**YOUR OBJECTIVE**
Can you transcribe every line exactly and leave the pictures behind?
+++ RAW RECORDS
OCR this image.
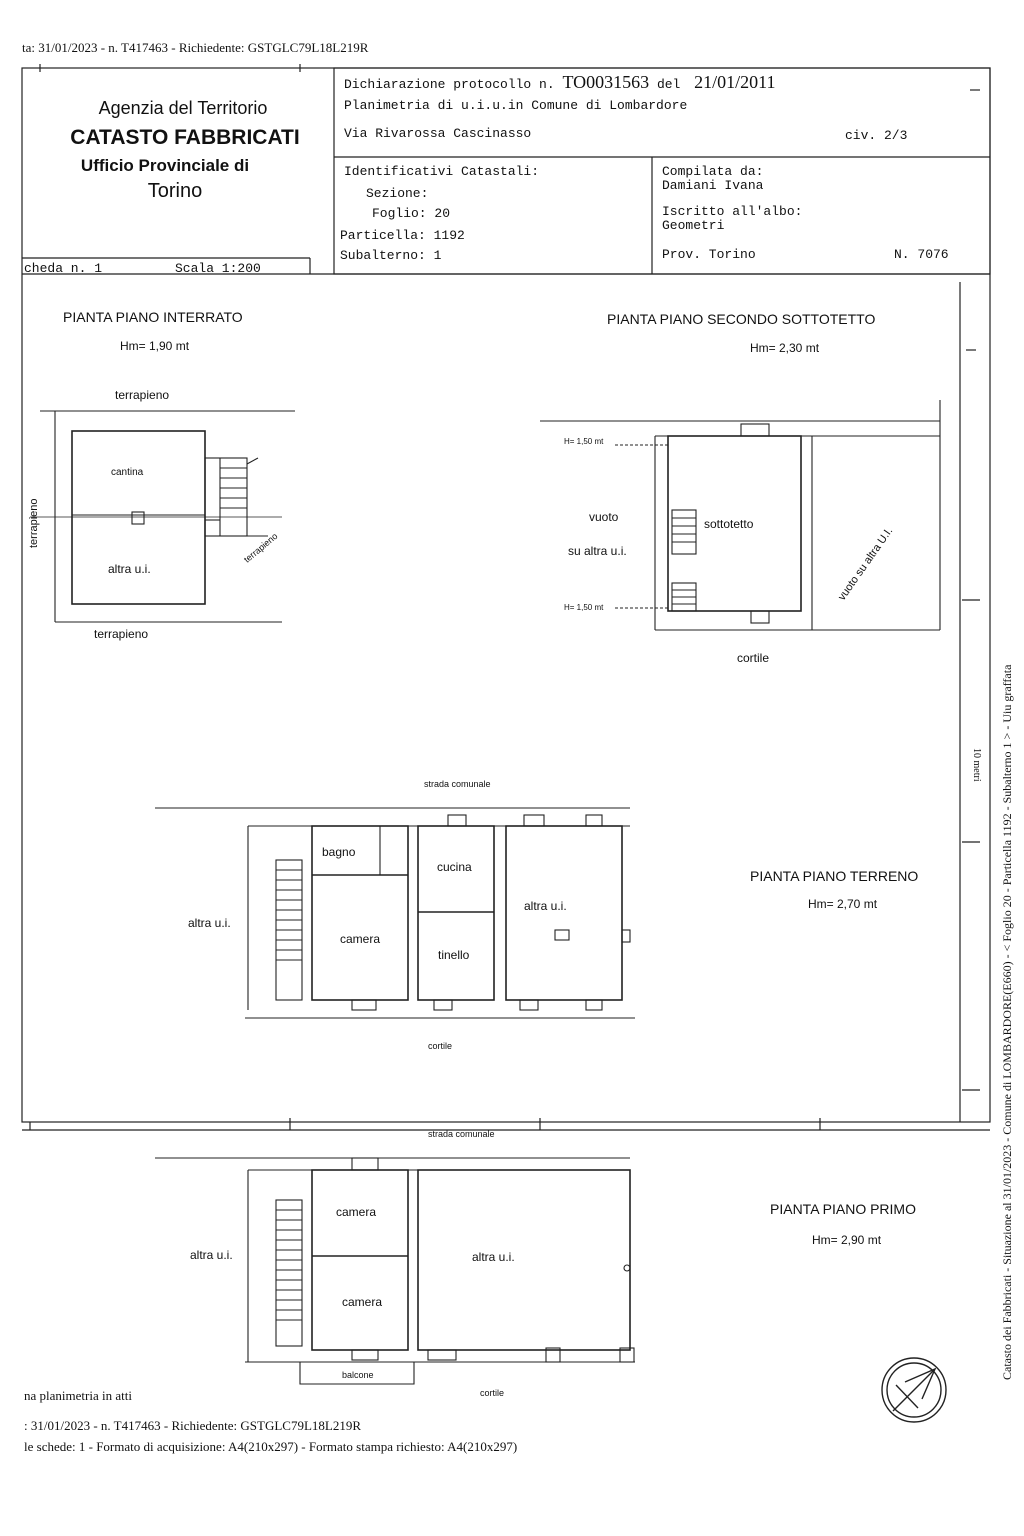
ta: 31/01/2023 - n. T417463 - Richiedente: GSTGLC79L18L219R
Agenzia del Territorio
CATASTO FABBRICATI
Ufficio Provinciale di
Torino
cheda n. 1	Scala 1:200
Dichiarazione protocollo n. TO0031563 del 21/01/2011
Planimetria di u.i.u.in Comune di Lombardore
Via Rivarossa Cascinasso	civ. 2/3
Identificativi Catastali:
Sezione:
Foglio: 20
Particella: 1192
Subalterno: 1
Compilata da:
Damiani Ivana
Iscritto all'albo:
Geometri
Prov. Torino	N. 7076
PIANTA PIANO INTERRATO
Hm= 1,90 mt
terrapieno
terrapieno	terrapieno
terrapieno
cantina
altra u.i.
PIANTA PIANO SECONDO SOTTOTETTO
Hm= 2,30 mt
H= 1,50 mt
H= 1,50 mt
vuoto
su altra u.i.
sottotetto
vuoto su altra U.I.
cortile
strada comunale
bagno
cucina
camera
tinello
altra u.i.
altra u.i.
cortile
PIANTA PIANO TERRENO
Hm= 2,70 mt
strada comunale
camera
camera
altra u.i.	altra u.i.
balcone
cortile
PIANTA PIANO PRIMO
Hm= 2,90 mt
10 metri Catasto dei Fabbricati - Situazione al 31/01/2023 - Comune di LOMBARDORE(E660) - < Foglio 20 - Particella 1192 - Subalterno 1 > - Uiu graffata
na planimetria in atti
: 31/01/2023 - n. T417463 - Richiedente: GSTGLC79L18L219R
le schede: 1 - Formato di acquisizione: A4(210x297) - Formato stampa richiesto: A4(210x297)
++++++
**IN RESPONSE**
OCR this image.
ta: 31/01/2023 - n. T417463 - Richiedente: GSTGLC79L18L219R
Agenzia del Territorio
CATASTO FABBRICATI
Ufficio Provinciale di
Torino
cheda n. 1	Scala 1:200
Dichiarazione protocollo n. TO0031563 del 21/01/2011
Planimetria di u.i.u.in Comune di Lombardore
Via Rivarossa Cascinasso	civ. 2/3
Identificativi Catastali:
Sezione:
Foglio: 20
Particella: 1192
Subalterno: 1
Compilata da:
Damiani Ivana
Iscritto all'albo:
Geometri
Prov. Torino	N. 7076
PIANTA PIANO INTERRATO
Hm= 1,90 mt
terrapieno
terrapieno	terrapieno
terrapieno
cantina
altra u.i.
PIANTA PIANO SECONDO SOTTOTETTO
Hm= 2,30 mt
H= 1,50 mt
H= 1,50 mt
vuoto
su altra u.i.
sottotetto
vuoto su altra U.I.
cortile
strada comunale
bagno
cucina
camera
tinello
altra u.i.
altra u.i.
cortile
PIANTA PIANO TERRENO
Hm= 2,70 mt
strada comunale
camera
camera
altra u.i.	altra u.i.
balcone
cortile
PIANTA PIANO PRIMO
Hm= 2,90 mt
10 metri Catasto dei Fabbricati - Situazione al 31/01/2023 - Comune di LOMBARDORE(E660) - < Foglio 20 - Particella 1192 - Subalterno 1 > - Uiu graffata
na planimetria in atti
: 31/01/2023 - n. T417463 - Richiedente: GSTGLC79L18L219R
le schede: 1 - Formato di acquisizione: A4(210x297) - Formato stampa richiesto: A4(210x297)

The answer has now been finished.